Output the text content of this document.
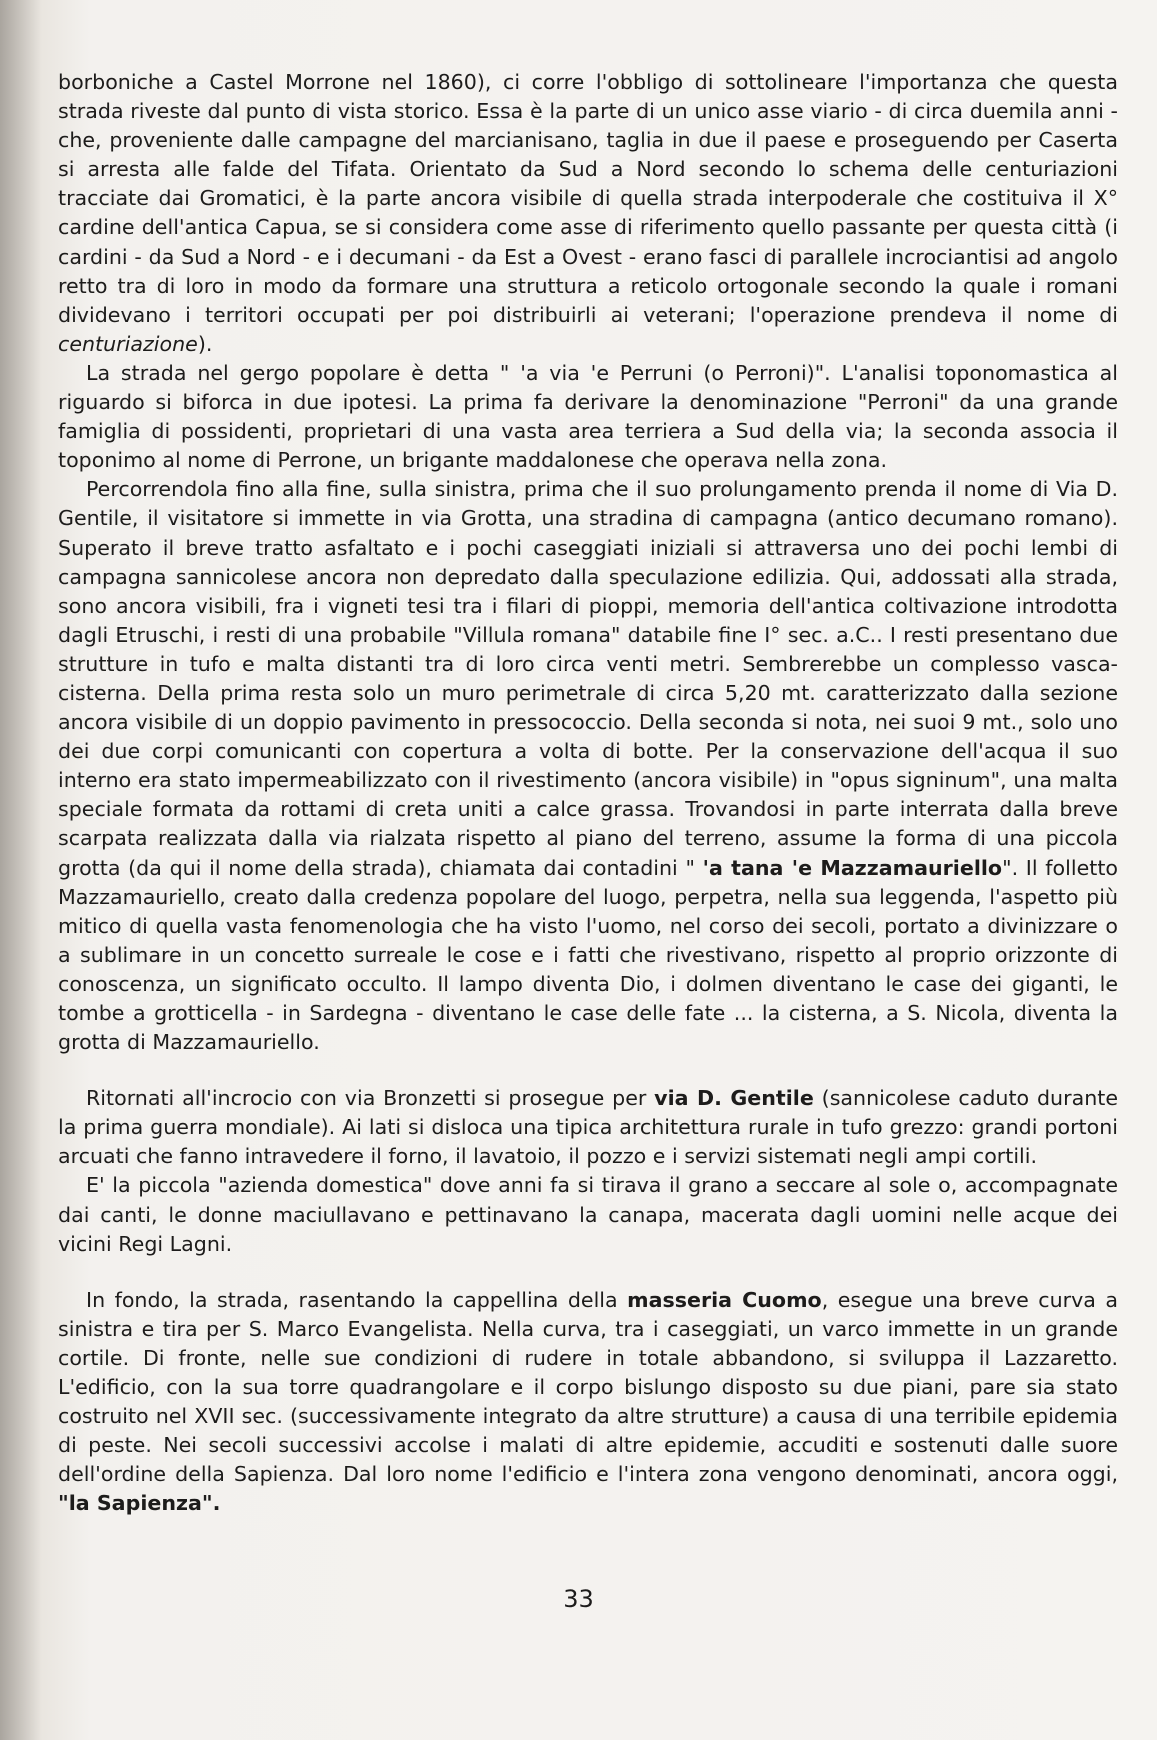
borboniche a Castel Morrone nel 1860), ci corre l'obbligo di sottolineare l'importanza che questa strada riveste dal punto di vista storico. Essa è la parte di un unico asse viario - di circa duemila anni - che, proveniente dalle campagne del marcianisano, taglia in due il paese e proseguendo per Caserta si arresta alle falde del Tifata. Orientato da Sud a Nord secondo lo schema delle centuriazioni tracciate dai Gromatici, è la parte ancora visibile di quella strada interpoderale che costituiva il X° cardine dell'antica Capua, se si considera come asse di riferimento quello passante per questa città (i cardini - da Sud a Nord - e i decumani - da Est a Ovest - erano fasci di parallele incrociantisi ad angolo retto tra di loro in modo da formare una struttura a reticolo ortogonale secondo la quale i romani dividevano i territori occupati per poi distribuirli ai veterani; l'operazione prendeva il nome di centuriazione).

La strada nel gergo popolare è detta " 'a via 'e Perruni (o Perroni)". L'analisi toponomastica al riguardo si biforca in due ipotesi. La prima fa derivare la denominazione "Perroni" da una grande famiglia di possidenti, proprietari di una vasta area terriera a Sud della via; la seconda associa il toponimo al nome di Perrone, un brigante maddalonese che operava nella zona.

Percorrendola fino alla fine, sulla sinistra, prima che il suo prolungamento prenda il nome di Via D. Gentile, il visitatore si immette in via Grotta, una stradina di campagna (antico decumano romano). Superato il breve tratto asfaltato e i pochi caseggiati iniziali si attraversa uno dei pochi lembi di campagna sannicolese ancora non depredato dalla speculazione edilizia. Qui, addossati alla strada, sono ancora visibili, fra i vigneti tesi tra i filari di pioppi, memoria dell'antica coltivazione introdotta dagli Etruschi, i resti di una probabile "Villula romana" databile fine I° sec. a.C.. I resti presentano due strutture in tufo e malta distanti tra di loro circa venti metri. Sembrerebbe un complesso vasca-cisterna. Della prima resta solo un muro perimetrale di circa 5,20 mt. caratterizzato dalla sezione ancora visibile di un doppio pavimento in pressococcio. Della seconda si nota, nei suoi 9 mt., solo uno dei due corpi comunicanti con copertura a volta di botte. Per la conservazione dell'acqua il suo interno era stato impermeabilizzato con il rivestimento (ancora visibile) in "opus signinum", una malta speciale formata da rottami di creta uniti a calce grassa. Trovandosi in parte interrata dalla breve scarpata realizzata dalla via rialzata rispetto al piano del terreno, assume la forma di una piccola grotta (da qui il nome della strada), chiamata dai contadini " 'a tana 'e Mazzamauriello". Il folletto Mazzamauriello, creato dalla credenza popolare del luogo, perpetra, nella sua leggenda, l'aspetto più mitico di quella vasta fenomenologia che ha visto l'uomo, nel corso dei secoli, portato a divinizzare o a sublimare in un concetto surreale le cose e i fatti che rivestivano, rispetto al proprio orizzonte di conoscenza, un significato occulto. Il lampo diventa Dio, i dolmen diventano le case dei giganti, le tombe a grotticella - in Sardegna - diventano le case delle fate ... la cisterna, a S. Nicola, diventa la grotta di Mazzamauriello.

Ritornati all'incrocio con via Bronzetti si prosegue per via D. Gentile (sannicolese caduto durante la prima guerra mondiale). Ai lati si disloca una tipica architettura rurale in tufo grezzo: grandi portoni arcuati che fanno intravedere il forno, il lavatoio, il pozzo e i servizi sistemati negli ampi cortili.

E' la piccola "azienda domestica" dove anni fa si tirava il grano a seccare al sole o, accompagnate dai canti, le donne maciullavano e pettinavano la canapa, macerata dagli uomini nelle acque dei vicini Regi Lagni.

In fondo, la strada, rasentando la cappellina della masseria Cuomo, esegue una breve curva a sinistra e tira per S. Marco Evangelista. Nella curva, tra i caseggiati, un varco immette in un grande cortile. Di fronte, nelle sue condizioni di rudere in totale abbandono, si sviluppa il Lazzaretto. L'edificio, con la sua torre quadrangolare e il corpo bislungo disposto su due piani, pare sia stato costruito nel XVII sec. (successivamente integrato da altre strutture) a causa di una terribile epidemia di peste. Nei secoli successivi accolse i malati di altre epidemie, accuditi e sostenuti dalle suore dell'ordine della Sapienza. Dal loro nome l'edificio e l'intera zona vengono denominati, ancora oggi, "la Sapienza".

33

****************************************

WHAT TO PRODUCE:
Word for word, quote the lines above. Omit the pictures.

EXERCISE OUTPUT:
Output the text content of this document.
borboniche a Castel Morrone nel 1860), ci corre l'obbligo di sottolineare l'importanza che questa strada riveste dal punto di vista storico. Essa è la parte di un unico asse viario - di circa duemila anni - che, proveniente dalle campagne del marcianisano, taglia in due il paese e proseguendo per Caserta si arresta alle falde del Tifata. Orientato da Sud a Nord secondo lo schema delle centuriazioni tracciate dai Gromatici, è la parte ancora visibile di quella strada interpoderale che costituiva il X° cardine dell'antica Capua, se si considera come asse di riferimento quello passante per questa città (i cardini - da Sud a Nord - e i decumani - da Est a Ovest - erano fasci di parallele incrociantisi ad angolo retto tra di loro in modo da formare una struttura a reticolo ortogonale secondo la quale i romani dividevano i territori occupati per poi distribuirli ai veterani; l'operazione prendeva il nome di centuriazione).

La strada nel gergo popolare è detta " 'a via 'e Perruni (o Perroni)". L'analisi toponomastica al riguardo si biforca in due ipotesi. La prima fa derivare la denominazione "Perroni" da una grande famiglia di possidenti, proprietari di una vasta area terriera a Sud della via; la seconda associa il toponimo al nome di Perrone, un brigante maddalonese che operava nella zona.

Percorrendola fino alla fine, sulla sinistra, prima che il suo prolungamento prenda il nome di Via D. Gentile, il visitatore si immette in via Grotta, una stradina di campagna (antico decumano romano). Superato il breve tratto asfaltato e i pochi caseggiati iniziali si attraversa uno dei pochi lembi di campagna sannicolese ancora non depredato dalla speculazione edilizia. Qui, addossati alla strada, sono ancora visibili, fra i vigneti tesi tra i filari di pioppi, memoria dell'antica coltivazione introdotta dagli Etruschi, i resti di una probabile "Villula romana" databile fine I° sec. a.C.. I resti presentano due strutture in tufo e malta distanti tra di loro circa venti metri. Sembrerebbe un complesso vasca-cisterna. Della prima resta solo un muro perimetrale di circa 5,20 mt. caratterizzato dalla sezione ancora visibile di un doppio pavimento in pressococcio. Della seconda si nota, nei suoi 9 mt., solo uno dei due corpi comunicanti con copertura a volta di botte. Per la conservazione dell'acqua il suo interno era stato impermeabilizzato con il rivestimento (ancora visibile) in "opus signinum", una malta speciale formata da rottami di creta uniti a calce grassa. Trovandosi in parte interrata dalla breve scarpata realizzata dalla via rialzata rispetto al piano del terreno, assume la forma di una piccola grotta (da qui il nome della strada), chiamata dai contadini " 'a tana 'e Mazzamauriello". Il folletto Mazzamauriello, creato dalla credenza popolare del luogo, perpetra, nella sua leggenda, l'aspetto più mitico di quella vasta fenomenologia che ha visto l'uomo, nel corso dei secoli, portato a divinizzare o a sublimare in un concetto surreale le cose e i fatti che rivestivano, rispetto al proprio orizzonte di conoscenza, un significato occulto. Il lampo diventa Dio, i dolmen diventano le case dei giganti, le tombe a grotticella - in Sardegna - diventano le case delle fate ... la cisterna, a S. Nicola, diventa la grotta di Mazzamauriello.

Ritornati all'incrocio con via Bronzetti si prosegue per via D. Gentile (sannicolese caduto durante la prima guerra mondiale). Ai lati si disloca una tipica architettura rurale in tufo grezzo: grandi portoni arcuati che fanno intravedere il forno, il lavatoio, il pozzo e i servizi sistemati negli ampi cortili.

E' la piccola "azienda domestica" dove anni fa si tirava il grano a seccare al sole o, accompagnate dai canti, le donne maciullavano e pettinavano la canapa, macerata dagli uomini nelle acque dei vicini Regi Lagni.

In fondo, la strada, rasentando la cappellina della masseria Cuomo, esegue una breve curva a sinistra e tira per S. Marco Evangelista. Nella curva, tra i caseggiati, un varco immette in un grande cortile. Di fronte, nelle sue condizioni di rudere in totale abbandono, si sviluppa il Lazzaretto. L'edificio, con la sua torre quadrangolare e il corpo bislungo disposto su due piani, pare sia stato costruito nel XVII sec. (successivamente integrato da altre strutture) a causa di una terribile epidemia di peste. Nei secoli successivi accolse i malati di altre epidemie, accuditi e sostenuti dalle suore dell'ordine della Sapienza. Dal loro nome l'edificio e l'intera zona vengono denominati, ancora oggi, "la Sapienza".

33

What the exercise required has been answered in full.